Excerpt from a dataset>
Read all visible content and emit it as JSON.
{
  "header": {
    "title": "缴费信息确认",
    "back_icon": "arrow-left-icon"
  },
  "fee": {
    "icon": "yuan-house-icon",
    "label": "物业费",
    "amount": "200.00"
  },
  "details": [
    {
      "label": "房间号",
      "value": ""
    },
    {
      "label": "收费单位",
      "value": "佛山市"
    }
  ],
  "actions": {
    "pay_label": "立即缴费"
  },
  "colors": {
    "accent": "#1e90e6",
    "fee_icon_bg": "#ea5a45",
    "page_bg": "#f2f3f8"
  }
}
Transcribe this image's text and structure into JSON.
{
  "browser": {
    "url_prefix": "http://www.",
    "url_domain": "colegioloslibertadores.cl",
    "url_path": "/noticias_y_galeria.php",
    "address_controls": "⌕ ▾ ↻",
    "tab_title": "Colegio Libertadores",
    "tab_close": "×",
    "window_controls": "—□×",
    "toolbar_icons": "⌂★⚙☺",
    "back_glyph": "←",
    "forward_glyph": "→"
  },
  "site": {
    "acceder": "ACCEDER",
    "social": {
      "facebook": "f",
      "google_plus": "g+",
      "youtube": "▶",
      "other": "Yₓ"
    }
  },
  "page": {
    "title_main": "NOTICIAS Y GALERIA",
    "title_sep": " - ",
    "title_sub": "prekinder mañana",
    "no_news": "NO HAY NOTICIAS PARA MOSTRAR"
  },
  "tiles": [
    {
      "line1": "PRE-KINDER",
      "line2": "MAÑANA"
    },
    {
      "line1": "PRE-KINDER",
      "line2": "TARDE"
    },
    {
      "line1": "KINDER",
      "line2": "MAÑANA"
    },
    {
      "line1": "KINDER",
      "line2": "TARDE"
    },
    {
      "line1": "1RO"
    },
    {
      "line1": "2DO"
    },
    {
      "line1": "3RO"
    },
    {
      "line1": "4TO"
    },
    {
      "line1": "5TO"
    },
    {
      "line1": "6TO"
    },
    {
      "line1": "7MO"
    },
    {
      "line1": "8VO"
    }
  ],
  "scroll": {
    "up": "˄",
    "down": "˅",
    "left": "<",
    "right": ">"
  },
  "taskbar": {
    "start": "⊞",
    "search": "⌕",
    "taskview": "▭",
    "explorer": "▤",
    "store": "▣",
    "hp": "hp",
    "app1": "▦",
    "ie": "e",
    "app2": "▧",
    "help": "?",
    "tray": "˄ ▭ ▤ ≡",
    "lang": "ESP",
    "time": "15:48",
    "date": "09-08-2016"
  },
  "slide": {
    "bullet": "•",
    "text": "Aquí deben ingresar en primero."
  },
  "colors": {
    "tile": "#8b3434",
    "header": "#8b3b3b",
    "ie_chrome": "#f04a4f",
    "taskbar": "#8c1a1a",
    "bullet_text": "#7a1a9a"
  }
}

PROBLEM TO SOLVE>
Extract the listing in its entirety and repeat it exactly.

FULL ANSWER>
Read all visible content and emit it as JSON.
{
  "header": {
    "title": "缴费信息确认",
    "back_icon": "arrow-left-icon"
  },
  "fee": {
    "icon": "yuan-house-icon",
    "label": "物业费",
    "amount": "200.00"
  },
  "details": [
    {
      "label": "房间号",
      "value": ""
    },
    {
      "label": "收费单位",
      "value": "佛山市"
    }
  ],
  "actions": {
    "pay_label": "立即缴费"
  },
  "colors": {
    "accent": "#1e90e6",
    "fee_icon_bg": "#ea5a45",
    "page_bg": "#f2f3f8"
  }
}
Transcribe this image's text and structure into JSON.
{
  "browser": {
    "url_prefix": "http://www.",
    "url_domain": "colegioloslibertadores.cl",
    "url_path": "/noticias_y_galeria.php",
    "address_controls": "⌕ ▾ ↻",
    "tab_title": "Colegio Libertadores",
    "tab_close": "×",
    "window_controls": "—□×",
    "toolbar_icons": "⌂★⚙☺",
    "back_glyph": "←",
    "forward_glyph": "→"
  },
  "site": {
    "acceder": "ACCEDER",
    "social": {
      "facebook": "f",
      "google_plus": "g+",
      "youtube": "▶",
      "other": "Yₓ"
    }
  },
  "page": {
    "title_main": "NOTICIAS Y GALERIA",
    "title_sep": " - ",
    "title_sub": "prekinder mañana",
    "no_news": "NO HAY NOTICIAS PARA MOSTRAR"
  },
  "tiles": [
    {
      "line1": "PRE-KINDER",
      "line2": "MAÑANA"
    },
    {
      "line1": "PRE-KINDER",
      "line2": "TARDE"
    },
    {
      "line1": "KINDER",
      "line2": "MAÑANA"
    },
    {
      "line1": "KINDER",
      "line2": "TARDE"
    },
    {
      "line1": "1RO"
    },
    {
      "line1": "2DO"
    },
    {
      "line1": "3RO"
    },
    {
      "line1": "4TO"
    },
    {
      "line1": "5TO"
    },
    {
      "line1": "6TO"
    },
    {
      "line1": "7MO"
    },
    {
      "line1": "8VO"
    }
  ],
  "scroll": {
    "up": "˄",
    "down": "˅",
    "left": "<",
    "right": ">"
  },
  "taskbar": {
    "start": "⊞",
    "search": "⌕",
    "taskview": "▭",
    "explorer": "▤",
    "store": "▣",
    "hp": "hp",
    "app1": "▦",
    "ie": "e",
    "app2": "▧",
    "help": "?",
    "tray": "˄ ▭ ▤ ≡",
    "lang": "ESP",
    "time": "15:48",
    "date": "09-08-2016"
  },
  "slide": {
    "bullet": "•",
    "text": "Aquí deben ingresar en primero."
  },
  "colors": {
    "tile": "#8b3434",
    "header": "#8b3b3b",
    "ie_chrome": "#f04a4f",
    "taskbar": "#8c1a1a",
    "bullet_text": "#7a1a9a"
  }
}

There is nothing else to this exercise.